Repeat the material in full. Keep every line exactly as it is.

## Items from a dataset
— BEGIN —
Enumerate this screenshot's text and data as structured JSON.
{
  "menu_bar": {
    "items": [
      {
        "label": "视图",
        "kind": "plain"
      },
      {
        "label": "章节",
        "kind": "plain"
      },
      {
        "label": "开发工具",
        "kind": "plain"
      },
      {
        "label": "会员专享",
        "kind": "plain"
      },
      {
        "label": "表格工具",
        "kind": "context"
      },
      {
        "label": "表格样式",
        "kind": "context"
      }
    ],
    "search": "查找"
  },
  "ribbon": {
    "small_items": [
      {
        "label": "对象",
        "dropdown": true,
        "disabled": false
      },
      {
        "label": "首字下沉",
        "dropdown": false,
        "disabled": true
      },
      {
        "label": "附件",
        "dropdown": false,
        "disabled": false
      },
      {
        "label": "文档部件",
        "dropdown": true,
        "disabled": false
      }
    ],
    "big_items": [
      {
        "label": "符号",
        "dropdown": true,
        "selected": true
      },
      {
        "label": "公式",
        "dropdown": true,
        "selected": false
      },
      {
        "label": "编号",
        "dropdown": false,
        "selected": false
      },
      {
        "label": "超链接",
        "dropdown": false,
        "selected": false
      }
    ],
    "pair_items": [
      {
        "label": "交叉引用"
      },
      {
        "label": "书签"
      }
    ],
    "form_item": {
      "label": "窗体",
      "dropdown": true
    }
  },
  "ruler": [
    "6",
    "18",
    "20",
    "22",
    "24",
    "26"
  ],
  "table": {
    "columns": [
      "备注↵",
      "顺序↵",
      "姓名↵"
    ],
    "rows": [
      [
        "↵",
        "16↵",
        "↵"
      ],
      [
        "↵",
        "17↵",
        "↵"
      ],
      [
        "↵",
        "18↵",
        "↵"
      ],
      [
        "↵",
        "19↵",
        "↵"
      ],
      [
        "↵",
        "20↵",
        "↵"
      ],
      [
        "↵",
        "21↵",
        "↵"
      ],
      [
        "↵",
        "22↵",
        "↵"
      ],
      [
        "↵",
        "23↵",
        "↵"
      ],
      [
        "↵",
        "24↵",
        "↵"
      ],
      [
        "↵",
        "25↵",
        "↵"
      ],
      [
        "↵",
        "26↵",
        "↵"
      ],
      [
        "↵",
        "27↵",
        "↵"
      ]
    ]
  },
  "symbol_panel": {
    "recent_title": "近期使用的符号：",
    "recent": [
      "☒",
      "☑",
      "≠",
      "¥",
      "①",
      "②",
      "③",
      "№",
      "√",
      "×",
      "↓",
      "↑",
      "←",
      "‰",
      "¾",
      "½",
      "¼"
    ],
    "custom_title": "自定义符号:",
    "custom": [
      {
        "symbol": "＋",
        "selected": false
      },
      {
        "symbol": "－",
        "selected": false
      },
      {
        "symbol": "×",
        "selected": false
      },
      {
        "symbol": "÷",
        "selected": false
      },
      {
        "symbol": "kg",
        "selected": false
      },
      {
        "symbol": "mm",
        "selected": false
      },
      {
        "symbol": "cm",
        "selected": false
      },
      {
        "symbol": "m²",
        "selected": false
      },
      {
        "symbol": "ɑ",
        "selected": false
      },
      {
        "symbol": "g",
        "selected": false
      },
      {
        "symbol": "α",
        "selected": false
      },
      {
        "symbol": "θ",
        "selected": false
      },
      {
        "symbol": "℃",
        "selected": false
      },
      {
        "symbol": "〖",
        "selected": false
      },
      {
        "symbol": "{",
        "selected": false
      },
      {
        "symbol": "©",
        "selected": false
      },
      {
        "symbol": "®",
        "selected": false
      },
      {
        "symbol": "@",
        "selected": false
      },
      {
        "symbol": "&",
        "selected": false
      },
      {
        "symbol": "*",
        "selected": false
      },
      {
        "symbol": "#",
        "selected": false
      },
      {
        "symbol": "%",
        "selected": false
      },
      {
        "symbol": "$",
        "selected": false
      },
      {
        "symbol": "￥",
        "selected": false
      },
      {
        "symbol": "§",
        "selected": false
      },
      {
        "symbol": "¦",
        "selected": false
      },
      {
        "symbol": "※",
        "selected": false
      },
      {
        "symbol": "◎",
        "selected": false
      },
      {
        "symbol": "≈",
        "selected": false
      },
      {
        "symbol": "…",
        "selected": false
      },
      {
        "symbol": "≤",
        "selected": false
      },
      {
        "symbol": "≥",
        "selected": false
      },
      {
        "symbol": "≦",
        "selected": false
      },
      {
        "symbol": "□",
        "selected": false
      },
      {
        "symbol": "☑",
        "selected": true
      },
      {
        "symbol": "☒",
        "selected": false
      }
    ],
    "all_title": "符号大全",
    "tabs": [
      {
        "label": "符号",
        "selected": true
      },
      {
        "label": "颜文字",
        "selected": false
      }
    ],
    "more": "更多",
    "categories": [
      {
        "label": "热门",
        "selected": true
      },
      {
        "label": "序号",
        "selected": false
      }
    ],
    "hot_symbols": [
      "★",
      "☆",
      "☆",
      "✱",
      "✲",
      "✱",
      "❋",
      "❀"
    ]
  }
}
— END —
## Exercise response
Enumerate this screenshot's text and data as structured JSON.
{
  "menu_bar": {
    "items": [
      {
        "label": "视图",
        "kind": "plain"
      },
      {
        "label": "章节",
        "kind": "plain"
      },
      {
        "label": "开发工具",
        "kind": "plain"
      },
      {
        "label": "会员专享",
        "kind": "plain"
      },
      {
        "label": "表格工具",
        "kind": "context"
      },
      {
        "label": "表格样式",
        "kind": "context"
      }
    ],
    "search": "查找"
  },
  "ribbon": {
    "small_items": [
      {
        "label": "对象",
        "dropdown": true,
        "disabled": false
      },
      {
        "label": "首字下沉",
        "dropdown": false,
        "disabled": true
      },
      {
        "label": "附件",
        "dropdown": false,
        "disabled": false
      },
      {
        "label": "文档部件",
        "dropdown": true,
        "disabled": false
      }
    ],
    "big_items": [
      {
        "label": "符号",
        "dropdown": true,
        "selected": true
      },
      {
        "label": "公式",
        "dropdown": true,
        "selected": false
      },
      {
        "label": "编号",
        "dropdown": false,
        "selected": false
      },
      {
        "label": "超链接",
        "dropdown": false,
        "selected": false
      }
    ],
    "pair_items": [
      {
        "label": "交叉引用"
      },
      {
        "label": "书签"
      }
    ],
    "form_item": {
      "label": "窗体",
      "dropdown": true
    }
  },
  "ruler": [
    "6",
    "18",
    "20",
    "22",
    "24",
    "26"
  ],
  "table": {
    "columns": [
      "备注↵",
      "顺序↵",
      "姓名↵"
    ],
    "rows": [
      [
        "↵",
        "16↵",
        "↵"
      ],
      [
        "↵",
        "17↵",
        "↵"
      ],
      [
        "↵",
        "18↵",
        "↵"
      ],
      [
        "↵",
        "19↵",
        "↵"
      ],
      [
        "↵",
        "20↵",
        "↵"
      ],
      [
        "↵",
        "21↵",
        "↵"
      ],
      [
        "↵",
        "22↵",
        "↵"
      ],
      [
        "↵",
        "23↵",
        "↵"
      ],
      [
        "↵",
        "24↵",
        "↵"
      ],
      [
        "↵",
        "25↵",
        "↵"
      ],
      [
        "↵",
        "26↵",
        "↵"
      ],
      [
        "↵",
        "27↵",
        "↵"
      ]
    ]
  },
  "symbol_panel": {
    "recent_title": "近期使用的符号：",
    "recent": [
      "☒",
      "☑",
      "≠",
      "¥",
      "①",
      "②",
      "③",
      "№",
      "√",
      "×",
      "↓",
      "↑",
      "←",
      "‰",
      "¾",
      "½",
      "¼"
    ],
    "custom_title": "自定义符号:",
    "custom": [
      {
        "symbol": "＋",
        "selected": false
      },
      {
        "symbol": "－",
        "selected": false
      },
      {
        "symbol": "×",
        "selected": false
      },
      {
        "symbol": "÷",
        "selected": false
      },
      {
        "symbol": "kg",
        "selected": false
      },
      {
        "symbol": "mm",
        "selected": false
      },
      {
        "symbol": "cm",
        "selected": false
      },
      {
        "symbol": "m²",
        "selected": false
      },
      {
        "symbol": "ɑ",
        "selected": false
      },
      {
        "symbol": "g",
        "selected": false
      },
      {
        "symbol": "α",
        "selected": false
      },
      {
        "symbol": "θ",
        "selected": false
      },
      {
        "symbol": "℃",
        "selected": false
      },
      {
        "symbol": "〖",
        "selected": false
      },
      {
        "symbol": "{",
        "selected": false
      },
      {
        "symbol": "©",
        "selected": false
      },
      {
        "symbol": "®",
        "selected": false
      },
      {
        "symbol": "@",
        "selected": false
      },
      {
        "symbol": "&",
        "selected": false
      },
      {
        "symbol": "*",
        "selected": false
      },
      {
        "symbol": "#",
        "selected": false
      },
      {
        "symbol": "%",
        "selected": false
      },
      {
        "symbol": "$",
        "selected": false
      },
      {
        "symbol": "￥",
        "selected": false
      },
      {
        "symbol": "§",
        "selected": false
      },
      {
        "symbol": "¦",
        "selected": false
      },
      {
        "symbol": "※",
        "selected": false
      },
      {
        "symbol": "◎",
        "selected": false
      },
      {
        "symbol": "≈",
        "selected": false
      },
      {
        "symbol": "…",
        "selected": false
      },
      {
        "symbol": "≤",
        "selected": false
      },
      {
        "symbol": "≥",
        "selected": false
      },
      {
        "symbol": "≦",
        "selected": false
      },
      {
        "symbol": "□",
        "selected": false
      },
      {
        "symbol": "☑",
        "selected": true
      },
      {
        "symbol": "☒",
        "selected": false
      }
    ],
    "all_title": "符号大全",
    "tabs": [
      {
        "label": "符号",
        "selected": true
      },
      {
        "label": "颜文字",
        "selected": false
      }
    ],
    "more": "更多",
    "categories": [
      {
        "label": "热门",
        "selected": true
      },
      {
        "label": "序号",
        "selected": false
      }
    ],
    "hot_symbols": [
      "★",
      "☆",
      "☆",
      "✱",
      "✲",
      "✱",
      "❋",
      "❀"
    ]
  }
}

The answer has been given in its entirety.